PROMPT:
All of the material below is to be restated word for word, apart from the pictures.

RECORDS TO USE:
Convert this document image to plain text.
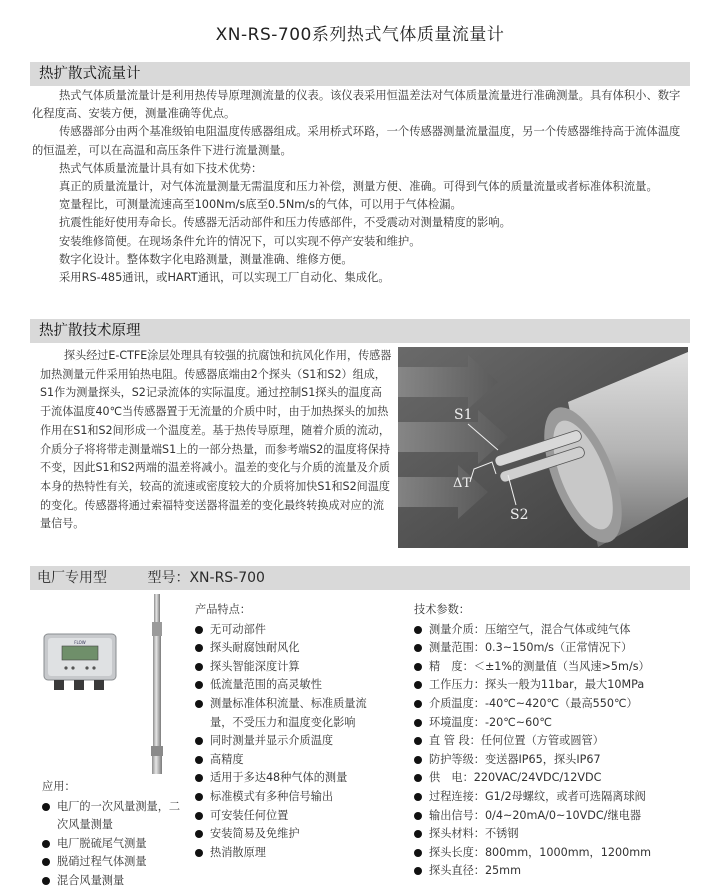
XN-RS-700系列热式气体质量流量计
热扩散式流量计

热式气体质量流量计是利用热传导原理测流量的仪表。该仪表采用恒温差法对气体质量流量进行准确测量。具有体积小、数字化程度高、安装方便，测量准确等优点。

传感器部分由两个基准级铂电阻温度传感器组成。采用桥式环路，一个传感器测量流量温度，另一个传感器维持高于流体温度的恒温差，可以在高温和高压条件下进行流量测量。

热式气体质量流量计具有如下技术优势：

真正的质量流量计，对气体流量测量无需温度和压力补偿，测量方便、准确。可得到气体的质量流量或者标准体积流量。

宽量程比，可测量流速高至100Nm/s底至0.5Nm/s的气体，可以用于气体检漏。

抗震性能好使用寿命长。传感器无活动部件和压力传感部件，不受震动对测量精度的影响。

安装维修简便。在现场条件允许的情况下，可以实现不停产安装和维护。

数字化设计。整体数字化电路测量，测量准确、维修方便。

采用RS-485通讯，或HART通讯，可以实现工厂自动化、集成化。

热扩散技术原理

探头经过E-CTFE涂层处理具有较强的抗腐蚀和抗风化作用，传感器加热测量元件采用铂热电阻。传感器底端由2个探头（S1和S2）组成，S1作为测量探头，S2记录流体的实际温度。通过控制S1探头的温度高于流体温度40℃当传感器置于无流量的介质中时，由于加热探头的加热作用在S1和S2间形成一个温度差。基于热传导原理，随着介质的流动，介质分子将将带走测量端S1上的一部分热量，而参考端S2的温度将保持不变，因此S1和S2两端的温差将减小。温差的变化与介质的流量及介质本身的热特性有关，较高的流速或密度较大的介质将加快S1和S2间温度的变化。传感器将通过索福特变送器将温差的变化最终转换成对应的流量信号。

S1
ΔT
S2
电厂专用型	型号：XN-RS-700
FLOW
应用：
电厂的一次风量测量，二次风量测量
电厂脱硫尾气测量
脱硝过程气体测量
混合风量测量
产品特点：
无可动部件
探头耐腐蚀耐风化
探头智能深度计算
低流量范围的高灵敏性
测量标准体积流量、标准质量流量，不受压力和温度变化影响
同时测量并显示介质温度
高精度
适用于多达48种气体的测量
标准模式有多种信号输出
可安装任何位置
安装简易及免维护
热消散原理
技术参数：
测量介质：压缩空气，混合气体或纯气体
测量范围：0.3~150m/s（正常情况下）
精　度：＜±1%的测量值（当风速>5m/s）
工作压力：探头一般为11bar，最大10MPa
介质温度：-40℃~420℃（最高550℃）
环境温度：-20℃~60℃
直 管 段：任何位置（方管或圆管）
防护等级：变送器IP65，探头IP67
供　电：220VAC/24VDC/12VDC
过程连接：G1/2母螺纹，或者可选隔离球阀
输出信号：0/4~20mA/0~10VDC/继电器
探头材料：不锈钢
探头长度：800mm，1000mm，1200mm
探头直径：25mm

TASK RESPONSE:
Convert this document image to plain text.
XN-RS-700系列热式气体质量流量计
热扩散式流量计

热式气体质量流量计是利用热传导原理测流量的仪表。该仪表采用恒温差法对气体质量流量进行准确测量。具有体积小、数字化程度高、安装方便，测量准确等优点。

传感器部分由两个基准级铂电阻温度传感器组成。采用桥式环路，一个传感器测量流量温度，另一个传感器维持高于流体温度的恒温差，可以在高温和高压条件下进行流量测量。

热式气体质量流量计具有如下技术优势：

真正的质量流量计，对气体流量测量无需温度和压力补偿，测量方便、准确。可得到气体的质量流量或者标准体积流量。

宽量程比，可测量流速高至100Nm/s底至0.5Nm/s的气体，可以用于气体检漏。

抗震性能好使用寿命长。传感器无活动部件和压力传感部件，不受震动对测量精度的影响。

安装维修简便。在现场条件允许的情况下，可以实现不停产安装和维护。

数字化设计。整体数字化电路测量，测量准确、维修方便。

采用RS-485通讯，或HART通讯，可以实现工厂自动化、集成化。

热扩散技术原理

探头经过E-CTFE涂层处理具有较强的抗腐蚀和抗风化作用，传感器加热测量元件采用铂热电阻。传感器底端由2个探头（S1和S2）组成，S1作为测量探头，S2记录流体的实际温度。通过控制S1探头的温度高于流体温度40℃当传感器置于无流量的介质中时，由于加热探头的加热作用在S1和S2间形成一个温度差。基于热传导原理，随着介质的流动，介质分子将将带走测量端S1上的一部分热量，而参考端S2的温度将保持不变，因此S1和S2两端的温差将减小。温差的变化与介质的流量及介质本身的热特性有关，较高的流速或密度较大的介质将加快S1和S2间温度的变化。传感器将通过索福特变送器将温差的变化最终转换成对应的流量信号。

S1
ΔT
S2
电厂专用型	型号：XN-RS-700
FLOW
应用：
电厂的一次风量测量，二次风量测量
电厂脱硫尾气测量
脱硝过程气体测量
混合风量测量
产品特点：
无可动部件
探头耐腐蚀耐风化
探头智能深度计算
低流量范围的高灵敏性
测量标准体积流量、标准质量流量，不受压力和温度变化影响
同时测量并显示介质温度
高精度
适用于多达48种气体的测量
标准模式有多种信号输出
可安装任何位置
安装简易及免维护
热消散原理
技术参数：
测量介质：压缩空气，混合气体或纯气体
测量范围：0.3~150m/s（正常情况下）
精　度：＜±1%的测量值（当风速>5m/s）
工作压力：探头一般为11bar，最大10MPa
介质温度：-40℃~420℃（最高550℃）
环境温度：-20℃~60℃
直 管 段：任何位置（方管或圆管）
防护等级：变送器IP65，探头IP67
供　电：220VAC/24VDC/12VDC
过程连接：G1/2母螺纹，或者可选隔离球阀
输出信号：0/4~20mA/0~10VDC/继电器
探头材料：不锈钢
探头长度：800mm，1000mm，1200mm
探头直径：25mm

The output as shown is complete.